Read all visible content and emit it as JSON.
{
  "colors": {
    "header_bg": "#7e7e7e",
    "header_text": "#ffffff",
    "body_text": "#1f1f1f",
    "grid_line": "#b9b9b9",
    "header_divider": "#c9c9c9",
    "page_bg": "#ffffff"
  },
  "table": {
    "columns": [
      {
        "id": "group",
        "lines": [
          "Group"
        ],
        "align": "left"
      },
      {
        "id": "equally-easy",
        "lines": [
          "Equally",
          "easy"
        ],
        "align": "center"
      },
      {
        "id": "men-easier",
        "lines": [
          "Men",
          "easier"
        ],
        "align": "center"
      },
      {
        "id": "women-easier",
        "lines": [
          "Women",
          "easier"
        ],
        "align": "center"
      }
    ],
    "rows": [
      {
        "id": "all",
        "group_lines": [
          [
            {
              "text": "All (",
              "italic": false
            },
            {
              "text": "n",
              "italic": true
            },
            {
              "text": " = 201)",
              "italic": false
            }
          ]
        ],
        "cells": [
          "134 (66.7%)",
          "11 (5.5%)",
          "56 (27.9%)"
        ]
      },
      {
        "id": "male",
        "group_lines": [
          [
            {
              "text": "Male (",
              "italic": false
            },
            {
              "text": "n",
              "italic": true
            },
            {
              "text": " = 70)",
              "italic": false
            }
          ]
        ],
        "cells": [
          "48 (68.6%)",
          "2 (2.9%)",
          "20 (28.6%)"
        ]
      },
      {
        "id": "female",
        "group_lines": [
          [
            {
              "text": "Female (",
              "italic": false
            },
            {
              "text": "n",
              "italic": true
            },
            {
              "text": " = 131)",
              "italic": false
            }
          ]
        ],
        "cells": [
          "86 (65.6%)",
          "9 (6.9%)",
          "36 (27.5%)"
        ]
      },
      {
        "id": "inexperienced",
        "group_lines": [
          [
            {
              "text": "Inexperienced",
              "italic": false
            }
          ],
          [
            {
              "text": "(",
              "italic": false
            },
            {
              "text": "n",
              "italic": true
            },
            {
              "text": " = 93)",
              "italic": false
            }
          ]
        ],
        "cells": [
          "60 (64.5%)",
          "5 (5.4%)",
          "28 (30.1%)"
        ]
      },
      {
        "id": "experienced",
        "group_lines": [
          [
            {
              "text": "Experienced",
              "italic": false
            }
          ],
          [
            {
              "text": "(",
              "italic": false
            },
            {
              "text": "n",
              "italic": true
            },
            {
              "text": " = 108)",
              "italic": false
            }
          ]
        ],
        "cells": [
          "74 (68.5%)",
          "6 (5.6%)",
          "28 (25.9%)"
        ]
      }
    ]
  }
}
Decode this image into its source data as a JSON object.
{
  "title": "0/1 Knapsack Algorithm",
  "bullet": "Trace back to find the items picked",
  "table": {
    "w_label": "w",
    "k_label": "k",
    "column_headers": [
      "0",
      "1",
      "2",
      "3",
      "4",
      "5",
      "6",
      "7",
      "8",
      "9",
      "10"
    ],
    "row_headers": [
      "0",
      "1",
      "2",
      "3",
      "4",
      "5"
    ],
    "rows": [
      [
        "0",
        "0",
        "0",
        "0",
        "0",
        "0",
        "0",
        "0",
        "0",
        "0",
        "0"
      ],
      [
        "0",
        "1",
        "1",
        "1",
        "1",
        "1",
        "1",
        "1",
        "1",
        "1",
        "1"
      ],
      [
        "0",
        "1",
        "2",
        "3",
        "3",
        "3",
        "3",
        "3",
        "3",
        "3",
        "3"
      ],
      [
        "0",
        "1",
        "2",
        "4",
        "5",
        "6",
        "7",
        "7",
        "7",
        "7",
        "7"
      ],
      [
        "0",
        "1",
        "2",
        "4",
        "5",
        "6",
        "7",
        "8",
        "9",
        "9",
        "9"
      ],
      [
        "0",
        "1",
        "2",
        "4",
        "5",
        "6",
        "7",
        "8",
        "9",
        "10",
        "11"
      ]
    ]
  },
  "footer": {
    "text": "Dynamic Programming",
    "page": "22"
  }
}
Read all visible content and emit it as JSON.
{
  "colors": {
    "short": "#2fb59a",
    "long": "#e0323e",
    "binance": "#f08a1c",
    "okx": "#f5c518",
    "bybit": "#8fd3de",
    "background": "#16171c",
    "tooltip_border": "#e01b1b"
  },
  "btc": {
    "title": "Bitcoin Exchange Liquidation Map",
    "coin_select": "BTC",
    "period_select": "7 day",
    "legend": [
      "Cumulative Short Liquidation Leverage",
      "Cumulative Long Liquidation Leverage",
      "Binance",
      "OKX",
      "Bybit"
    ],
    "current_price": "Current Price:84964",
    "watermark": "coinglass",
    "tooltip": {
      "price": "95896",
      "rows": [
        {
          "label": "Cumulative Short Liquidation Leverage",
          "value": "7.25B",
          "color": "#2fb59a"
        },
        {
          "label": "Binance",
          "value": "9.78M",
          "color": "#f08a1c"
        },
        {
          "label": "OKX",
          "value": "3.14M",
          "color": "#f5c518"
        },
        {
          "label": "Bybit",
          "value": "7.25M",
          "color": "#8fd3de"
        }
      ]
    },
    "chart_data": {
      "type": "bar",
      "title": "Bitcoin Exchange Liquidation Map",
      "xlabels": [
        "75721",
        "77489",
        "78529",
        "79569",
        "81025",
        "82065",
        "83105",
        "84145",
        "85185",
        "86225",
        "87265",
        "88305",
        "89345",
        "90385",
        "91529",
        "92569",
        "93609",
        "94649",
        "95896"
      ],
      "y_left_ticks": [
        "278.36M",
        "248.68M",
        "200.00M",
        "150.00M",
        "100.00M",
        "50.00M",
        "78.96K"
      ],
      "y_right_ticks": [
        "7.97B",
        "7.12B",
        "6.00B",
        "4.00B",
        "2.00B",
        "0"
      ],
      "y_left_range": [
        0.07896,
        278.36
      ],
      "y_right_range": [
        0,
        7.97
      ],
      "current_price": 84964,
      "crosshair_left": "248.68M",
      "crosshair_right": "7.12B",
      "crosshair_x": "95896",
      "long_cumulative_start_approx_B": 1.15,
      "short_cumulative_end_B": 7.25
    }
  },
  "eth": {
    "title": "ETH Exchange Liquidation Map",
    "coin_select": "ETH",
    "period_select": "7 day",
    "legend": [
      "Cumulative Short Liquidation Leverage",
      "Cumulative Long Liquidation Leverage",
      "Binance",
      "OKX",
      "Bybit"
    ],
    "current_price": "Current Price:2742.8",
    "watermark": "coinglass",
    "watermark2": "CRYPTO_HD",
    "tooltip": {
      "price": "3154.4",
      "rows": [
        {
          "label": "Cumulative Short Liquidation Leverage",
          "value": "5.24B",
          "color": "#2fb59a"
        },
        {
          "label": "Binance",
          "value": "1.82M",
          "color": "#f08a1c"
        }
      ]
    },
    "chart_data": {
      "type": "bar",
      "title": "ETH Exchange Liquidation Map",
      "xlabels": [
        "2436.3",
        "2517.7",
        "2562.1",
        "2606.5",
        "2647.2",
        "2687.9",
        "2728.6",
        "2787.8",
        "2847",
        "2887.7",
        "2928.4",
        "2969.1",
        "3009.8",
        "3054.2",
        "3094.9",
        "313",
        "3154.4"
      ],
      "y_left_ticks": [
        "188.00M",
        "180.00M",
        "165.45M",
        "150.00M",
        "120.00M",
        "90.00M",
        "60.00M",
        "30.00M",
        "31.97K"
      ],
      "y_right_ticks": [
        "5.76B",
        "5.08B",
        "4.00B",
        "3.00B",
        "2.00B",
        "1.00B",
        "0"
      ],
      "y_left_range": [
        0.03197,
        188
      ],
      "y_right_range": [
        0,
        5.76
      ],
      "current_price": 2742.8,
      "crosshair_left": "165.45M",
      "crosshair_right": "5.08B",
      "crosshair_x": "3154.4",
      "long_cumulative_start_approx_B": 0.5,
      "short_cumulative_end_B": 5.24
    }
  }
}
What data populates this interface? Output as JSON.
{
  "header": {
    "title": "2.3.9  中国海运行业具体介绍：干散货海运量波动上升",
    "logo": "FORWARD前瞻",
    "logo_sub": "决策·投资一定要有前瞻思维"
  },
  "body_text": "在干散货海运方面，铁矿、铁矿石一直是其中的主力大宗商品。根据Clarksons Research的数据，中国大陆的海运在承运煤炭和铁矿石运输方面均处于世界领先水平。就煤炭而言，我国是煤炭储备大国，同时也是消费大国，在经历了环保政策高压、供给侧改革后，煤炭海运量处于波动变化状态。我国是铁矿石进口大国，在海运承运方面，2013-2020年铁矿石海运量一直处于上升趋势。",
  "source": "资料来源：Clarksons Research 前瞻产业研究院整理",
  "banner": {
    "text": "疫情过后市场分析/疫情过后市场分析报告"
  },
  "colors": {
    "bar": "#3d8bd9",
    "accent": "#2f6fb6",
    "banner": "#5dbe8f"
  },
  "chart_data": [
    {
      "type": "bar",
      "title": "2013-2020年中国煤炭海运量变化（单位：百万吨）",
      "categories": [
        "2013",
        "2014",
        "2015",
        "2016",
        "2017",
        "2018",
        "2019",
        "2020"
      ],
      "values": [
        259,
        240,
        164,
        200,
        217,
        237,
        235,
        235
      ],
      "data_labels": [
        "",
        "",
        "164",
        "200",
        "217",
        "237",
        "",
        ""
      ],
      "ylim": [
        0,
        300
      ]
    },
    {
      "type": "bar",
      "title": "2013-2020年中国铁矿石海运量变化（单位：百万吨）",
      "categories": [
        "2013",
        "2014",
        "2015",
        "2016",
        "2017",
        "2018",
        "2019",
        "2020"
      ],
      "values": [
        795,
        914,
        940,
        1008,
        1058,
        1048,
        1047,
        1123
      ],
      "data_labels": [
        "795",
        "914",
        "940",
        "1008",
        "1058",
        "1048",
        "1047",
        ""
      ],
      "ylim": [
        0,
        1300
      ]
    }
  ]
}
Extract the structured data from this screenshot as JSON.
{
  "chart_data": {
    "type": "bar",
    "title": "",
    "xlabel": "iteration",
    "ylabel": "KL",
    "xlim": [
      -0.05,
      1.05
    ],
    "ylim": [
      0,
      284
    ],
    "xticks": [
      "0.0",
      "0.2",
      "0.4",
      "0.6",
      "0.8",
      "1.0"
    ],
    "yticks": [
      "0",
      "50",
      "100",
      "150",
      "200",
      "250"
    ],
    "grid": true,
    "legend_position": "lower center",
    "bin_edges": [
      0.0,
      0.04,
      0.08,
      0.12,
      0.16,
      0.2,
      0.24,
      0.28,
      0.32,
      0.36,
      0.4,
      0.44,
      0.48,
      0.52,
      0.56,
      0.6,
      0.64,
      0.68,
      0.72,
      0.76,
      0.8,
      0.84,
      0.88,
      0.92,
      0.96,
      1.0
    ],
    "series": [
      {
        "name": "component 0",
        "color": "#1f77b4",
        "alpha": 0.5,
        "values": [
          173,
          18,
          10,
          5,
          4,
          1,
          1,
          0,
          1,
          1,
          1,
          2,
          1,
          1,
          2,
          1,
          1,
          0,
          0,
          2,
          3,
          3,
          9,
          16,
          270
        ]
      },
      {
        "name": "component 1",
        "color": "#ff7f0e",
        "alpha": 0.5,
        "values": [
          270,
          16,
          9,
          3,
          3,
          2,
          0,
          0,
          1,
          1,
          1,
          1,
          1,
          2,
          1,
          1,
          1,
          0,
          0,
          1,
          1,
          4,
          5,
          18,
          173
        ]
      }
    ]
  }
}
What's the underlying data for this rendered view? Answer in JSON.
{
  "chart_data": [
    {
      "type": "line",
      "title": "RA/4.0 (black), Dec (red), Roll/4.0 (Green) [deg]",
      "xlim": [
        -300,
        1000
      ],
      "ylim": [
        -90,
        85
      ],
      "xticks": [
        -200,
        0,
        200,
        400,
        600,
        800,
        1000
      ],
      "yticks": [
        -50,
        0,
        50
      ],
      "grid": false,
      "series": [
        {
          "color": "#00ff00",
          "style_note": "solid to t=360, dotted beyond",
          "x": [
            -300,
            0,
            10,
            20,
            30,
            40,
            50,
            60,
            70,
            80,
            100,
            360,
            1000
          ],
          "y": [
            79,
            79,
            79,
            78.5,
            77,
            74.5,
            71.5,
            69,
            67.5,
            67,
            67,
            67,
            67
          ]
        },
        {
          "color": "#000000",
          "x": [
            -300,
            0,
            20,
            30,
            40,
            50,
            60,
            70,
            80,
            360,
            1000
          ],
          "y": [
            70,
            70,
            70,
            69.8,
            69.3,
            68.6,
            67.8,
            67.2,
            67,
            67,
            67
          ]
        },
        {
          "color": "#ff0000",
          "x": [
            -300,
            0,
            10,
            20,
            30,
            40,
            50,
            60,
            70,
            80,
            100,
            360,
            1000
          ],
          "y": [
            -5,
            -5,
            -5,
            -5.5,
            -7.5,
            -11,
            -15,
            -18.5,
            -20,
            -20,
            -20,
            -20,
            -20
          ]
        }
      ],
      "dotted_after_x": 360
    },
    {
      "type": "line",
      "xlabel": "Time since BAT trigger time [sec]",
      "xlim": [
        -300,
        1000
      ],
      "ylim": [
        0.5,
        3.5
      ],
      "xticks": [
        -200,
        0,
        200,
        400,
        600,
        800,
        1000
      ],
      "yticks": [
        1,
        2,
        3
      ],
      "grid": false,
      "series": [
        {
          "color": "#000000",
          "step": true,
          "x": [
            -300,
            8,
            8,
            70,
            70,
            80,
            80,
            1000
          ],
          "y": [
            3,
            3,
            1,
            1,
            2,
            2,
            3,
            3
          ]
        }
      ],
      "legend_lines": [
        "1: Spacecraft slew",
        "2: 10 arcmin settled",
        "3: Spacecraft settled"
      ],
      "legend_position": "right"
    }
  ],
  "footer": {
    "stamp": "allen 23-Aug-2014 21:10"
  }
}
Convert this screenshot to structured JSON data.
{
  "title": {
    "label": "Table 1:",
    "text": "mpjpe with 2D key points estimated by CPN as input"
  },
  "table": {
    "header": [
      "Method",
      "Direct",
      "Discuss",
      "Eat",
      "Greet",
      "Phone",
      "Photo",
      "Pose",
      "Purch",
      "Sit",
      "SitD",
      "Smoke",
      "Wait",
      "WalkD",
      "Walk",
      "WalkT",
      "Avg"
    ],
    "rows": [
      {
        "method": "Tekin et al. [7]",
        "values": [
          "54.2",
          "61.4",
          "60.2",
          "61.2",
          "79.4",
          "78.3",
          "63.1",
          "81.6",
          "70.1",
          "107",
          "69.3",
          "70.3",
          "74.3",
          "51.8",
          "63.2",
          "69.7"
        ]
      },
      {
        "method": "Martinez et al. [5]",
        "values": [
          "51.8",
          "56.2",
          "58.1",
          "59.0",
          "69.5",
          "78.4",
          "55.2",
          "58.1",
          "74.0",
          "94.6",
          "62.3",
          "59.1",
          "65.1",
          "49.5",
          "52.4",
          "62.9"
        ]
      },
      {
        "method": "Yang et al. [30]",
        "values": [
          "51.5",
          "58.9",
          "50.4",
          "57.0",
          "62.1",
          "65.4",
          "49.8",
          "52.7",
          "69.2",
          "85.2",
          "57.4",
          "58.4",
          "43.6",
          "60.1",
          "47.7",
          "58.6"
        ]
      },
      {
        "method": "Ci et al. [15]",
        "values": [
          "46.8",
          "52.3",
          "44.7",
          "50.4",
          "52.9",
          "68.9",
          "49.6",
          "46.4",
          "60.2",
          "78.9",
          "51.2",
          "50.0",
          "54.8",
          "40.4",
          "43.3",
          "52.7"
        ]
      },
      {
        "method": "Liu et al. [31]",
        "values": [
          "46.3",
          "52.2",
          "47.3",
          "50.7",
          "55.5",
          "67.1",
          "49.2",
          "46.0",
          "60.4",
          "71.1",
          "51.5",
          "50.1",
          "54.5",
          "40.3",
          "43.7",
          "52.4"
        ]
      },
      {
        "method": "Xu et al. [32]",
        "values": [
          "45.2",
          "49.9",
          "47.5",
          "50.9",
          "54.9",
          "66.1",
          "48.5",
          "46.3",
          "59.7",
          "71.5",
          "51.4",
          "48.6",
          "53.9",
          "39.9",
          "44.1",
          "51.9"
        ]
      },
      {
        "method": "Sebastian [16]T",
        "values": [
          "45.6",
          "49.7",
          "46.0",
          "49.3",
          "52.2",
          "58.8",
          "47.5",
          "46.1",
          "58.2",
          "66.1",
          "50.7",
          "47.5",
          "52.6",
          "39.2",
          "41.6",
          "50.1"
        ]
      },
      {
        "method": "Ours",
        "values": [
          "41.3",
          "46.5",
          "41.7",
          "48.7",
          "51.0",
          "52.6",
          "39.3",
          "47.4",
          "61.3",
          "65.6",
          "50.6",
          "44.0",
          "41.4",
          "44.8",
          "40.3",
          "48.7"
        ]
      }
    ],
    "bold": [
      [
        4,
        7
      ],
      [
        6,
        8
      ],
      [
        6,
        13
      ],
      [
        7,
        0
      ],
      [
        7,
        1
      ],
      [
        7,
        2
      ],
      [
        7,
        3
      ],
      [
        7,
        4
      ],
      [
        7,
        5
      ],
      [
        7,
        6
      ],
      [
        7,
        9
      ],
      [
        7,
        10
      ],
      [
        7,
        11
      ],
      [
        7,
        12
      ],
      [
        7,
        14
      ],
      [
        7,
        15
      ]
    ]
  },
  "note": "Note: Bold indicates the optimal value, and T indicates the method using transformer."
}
_ _ _ _ _ _ _
- WHAT IS BEING ASKED
What is the number of lines in the records above that include the word "settled"? Reply with that number and nothing more.

- TASK OUTPUT
2